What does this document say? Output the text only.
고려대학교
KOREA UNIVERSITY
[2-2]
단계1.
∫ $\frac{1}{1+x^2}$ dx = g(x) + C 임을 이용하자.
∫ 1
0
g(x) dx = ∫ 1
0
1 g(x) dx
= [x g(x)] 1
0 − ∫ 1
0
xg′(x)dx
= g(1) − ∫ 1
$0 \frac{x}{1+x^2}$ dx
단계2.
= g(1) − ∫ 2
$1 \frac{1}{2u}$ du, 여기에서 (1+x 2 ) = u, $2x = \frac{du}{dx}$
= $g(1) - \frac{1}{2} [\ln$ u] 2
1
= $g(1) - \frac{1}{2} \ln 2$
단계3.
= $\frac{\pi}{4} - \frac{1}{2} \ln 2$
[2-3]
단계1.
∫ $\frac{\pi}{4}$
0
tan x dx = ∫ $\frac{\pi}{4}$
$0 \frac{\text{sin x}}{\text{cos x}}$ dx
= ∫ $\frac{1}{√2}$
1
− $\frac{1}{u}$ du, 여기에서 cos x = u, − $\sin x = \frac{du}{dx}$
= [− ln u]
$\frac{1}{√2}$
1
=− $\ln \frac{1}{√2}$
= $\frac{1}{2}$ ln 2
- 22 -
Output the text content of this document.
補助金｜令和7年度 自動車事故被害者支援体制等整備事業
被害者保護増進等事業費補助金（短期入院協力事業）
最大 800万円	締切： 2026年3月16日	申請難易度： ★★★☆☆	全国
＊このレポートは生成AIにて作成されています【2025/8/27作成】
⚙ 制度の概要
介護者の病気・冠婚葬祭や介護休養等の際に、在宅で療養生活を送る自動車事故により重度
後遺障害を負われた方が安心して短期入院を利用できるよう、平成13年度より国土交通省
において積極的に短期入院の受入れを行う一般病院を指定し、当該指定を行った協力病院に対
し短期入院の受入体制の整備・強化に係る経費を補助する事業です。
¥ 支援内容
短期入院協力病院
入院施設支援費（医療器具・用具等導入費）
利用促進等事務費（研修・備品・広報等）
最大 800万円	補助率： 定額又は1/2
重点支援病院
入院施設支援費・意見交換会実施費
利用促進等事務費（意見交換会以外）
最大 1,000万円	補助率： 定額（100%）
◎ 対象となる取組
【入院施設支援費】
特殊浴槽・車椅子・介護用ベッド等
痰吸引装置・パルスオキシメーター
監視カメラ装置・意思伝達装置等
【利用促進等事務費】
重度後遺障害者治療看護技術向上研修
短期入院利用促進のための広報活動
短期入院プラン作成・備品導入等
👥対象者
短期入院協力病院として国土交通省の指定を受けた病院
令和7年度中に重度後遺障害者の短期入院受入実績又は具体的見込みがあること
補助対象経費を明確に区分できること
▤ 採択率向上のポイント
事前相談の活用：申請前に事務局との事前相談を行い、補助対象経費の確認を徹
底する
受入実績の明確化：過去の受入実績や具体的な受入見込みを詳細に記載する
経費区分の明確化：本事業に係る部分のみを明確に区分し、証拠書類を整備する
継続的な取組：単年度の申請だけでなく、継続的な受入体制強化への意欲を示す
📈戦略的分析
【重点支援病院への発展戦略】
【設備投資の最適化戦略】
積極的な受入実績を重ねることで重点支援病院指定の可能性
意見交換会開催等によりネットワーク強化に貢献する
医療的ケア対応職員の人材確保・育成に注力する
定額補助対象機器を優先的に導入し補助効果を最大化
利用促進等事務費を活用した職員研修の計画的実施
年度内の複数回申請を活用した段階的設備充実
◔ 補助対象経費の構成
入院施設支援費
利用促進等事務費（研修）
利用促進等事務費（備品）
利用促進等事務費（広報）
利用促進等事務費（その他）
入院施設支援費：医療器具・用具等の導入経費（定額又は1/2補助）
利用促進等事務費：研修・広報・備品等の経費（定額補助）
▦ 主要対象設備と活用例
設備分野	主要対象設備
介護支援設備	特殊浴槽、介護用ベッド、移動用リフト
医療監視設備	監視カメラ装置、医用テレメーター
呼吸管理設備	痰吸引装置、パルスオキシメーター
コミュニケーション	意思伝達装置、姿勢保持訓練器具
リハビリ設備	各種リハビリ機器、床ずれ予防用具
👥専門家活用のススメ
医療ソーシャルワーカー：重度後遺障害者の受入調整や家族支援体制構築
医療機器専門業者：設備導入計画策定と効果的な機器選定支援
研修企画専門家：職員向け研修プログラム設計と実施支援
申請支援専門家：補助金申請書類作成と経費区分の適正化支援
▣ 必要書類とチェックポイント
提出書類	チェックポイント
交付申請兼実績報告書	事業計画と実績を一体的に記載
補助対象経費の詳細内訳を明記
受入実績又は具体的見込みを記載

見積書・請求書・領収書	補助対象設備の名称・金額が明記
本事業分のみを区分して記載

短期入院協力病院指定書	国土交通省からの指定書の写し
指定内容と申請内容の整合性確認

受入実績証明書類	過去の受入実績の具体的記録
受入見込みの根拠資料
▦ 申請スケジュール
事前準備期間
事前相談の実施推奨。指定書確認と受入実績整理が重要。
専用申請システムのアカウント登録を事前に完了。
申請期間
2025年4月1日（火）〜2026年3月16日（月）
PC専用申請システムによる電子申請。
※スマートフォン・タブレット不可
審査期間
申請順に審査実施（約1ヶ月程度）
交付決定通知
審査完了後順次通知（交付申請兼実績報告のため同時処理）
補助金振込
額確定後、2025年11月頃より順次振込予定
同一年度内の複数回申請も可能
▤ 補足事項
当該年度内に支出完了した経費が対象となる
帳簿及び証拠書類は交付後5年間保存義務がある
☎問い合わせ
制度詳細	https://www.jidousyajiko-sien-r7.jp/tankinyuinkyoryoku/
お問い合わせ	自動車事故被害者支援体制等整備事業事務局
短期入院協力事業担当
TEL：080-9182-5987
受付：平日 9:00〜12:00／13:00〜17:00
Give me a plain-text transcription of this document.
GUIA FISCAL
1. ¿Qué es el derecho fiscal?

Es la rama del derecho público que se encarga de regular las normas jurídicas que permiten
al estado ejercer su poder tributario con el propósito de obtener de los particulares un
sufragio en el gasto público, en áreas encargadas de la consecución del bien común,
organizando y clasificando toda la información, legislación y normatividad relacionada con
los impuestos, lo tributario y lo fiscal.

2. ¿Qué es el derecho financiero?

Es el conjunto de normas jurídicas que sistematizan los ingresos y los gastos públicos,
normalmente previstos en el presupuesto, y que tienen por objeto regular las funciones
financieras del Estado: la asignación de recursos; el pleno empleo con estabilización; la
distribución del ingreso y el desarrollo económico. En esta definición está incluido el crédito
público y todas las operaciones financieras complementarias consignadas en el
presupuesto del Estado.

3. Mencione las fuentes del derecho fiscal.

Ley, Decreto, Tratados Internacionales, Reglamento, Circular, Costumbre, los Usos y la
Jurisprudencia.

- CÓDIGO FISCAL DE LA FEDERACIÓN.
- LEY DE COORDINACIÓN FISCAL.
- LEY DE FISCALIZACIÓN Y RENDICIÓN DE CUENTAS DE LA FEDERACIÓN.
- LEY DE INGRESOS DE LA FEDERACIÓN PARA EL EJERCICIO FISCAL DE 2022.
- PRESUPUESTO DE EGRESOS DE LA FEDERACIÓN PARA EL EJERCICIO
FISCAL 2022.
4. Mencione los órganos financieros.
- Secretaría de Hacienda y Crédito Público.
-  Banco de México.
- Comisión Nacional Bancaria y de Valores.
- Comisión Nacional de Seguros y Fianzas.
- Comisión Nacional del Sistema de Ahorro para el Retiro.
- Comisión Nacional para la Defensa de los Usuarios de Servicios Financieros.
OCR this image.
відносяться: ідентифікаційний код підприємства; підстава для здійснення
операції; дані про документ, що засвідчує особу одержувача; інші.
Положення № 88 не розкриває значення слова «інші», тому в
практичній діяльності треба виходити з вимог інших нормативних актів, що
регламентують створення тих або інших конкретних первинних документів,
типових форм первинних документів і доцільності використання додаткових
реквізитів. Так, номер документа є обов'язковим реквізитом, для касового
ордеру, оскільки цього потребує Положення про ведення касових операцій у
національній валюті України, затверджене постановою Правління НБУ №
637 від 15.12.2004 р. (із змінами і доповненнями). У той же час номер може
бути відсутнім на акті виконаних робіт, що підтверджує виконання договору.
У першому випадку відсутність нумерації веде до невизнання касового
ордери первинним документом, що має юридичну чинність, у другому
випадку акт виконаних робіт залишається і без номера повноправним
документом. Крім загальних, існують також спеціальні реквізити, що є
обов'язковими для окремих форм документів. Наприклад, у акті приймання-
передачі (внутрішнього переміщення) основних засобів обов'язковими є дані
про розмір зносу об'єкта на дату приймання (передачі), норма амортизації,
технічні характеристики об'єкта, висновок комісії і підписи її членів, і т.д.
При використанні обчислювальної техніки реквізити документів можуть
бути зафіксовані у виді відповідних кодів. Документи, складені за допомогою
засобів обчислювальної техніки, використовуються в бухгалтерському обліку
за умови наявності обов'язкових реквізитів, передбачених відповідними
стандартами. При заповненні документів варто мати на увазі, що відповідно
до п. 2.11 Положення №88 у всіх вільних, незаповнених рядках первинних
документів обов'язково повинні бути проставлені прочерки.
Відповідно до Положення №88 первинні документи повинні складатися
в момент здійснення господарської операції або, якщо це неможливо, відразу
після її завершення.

▬▬▬

** EXERCISE TASK **
Give only the number of lines in the records that include the word "операції".

** THE ANSWER **
2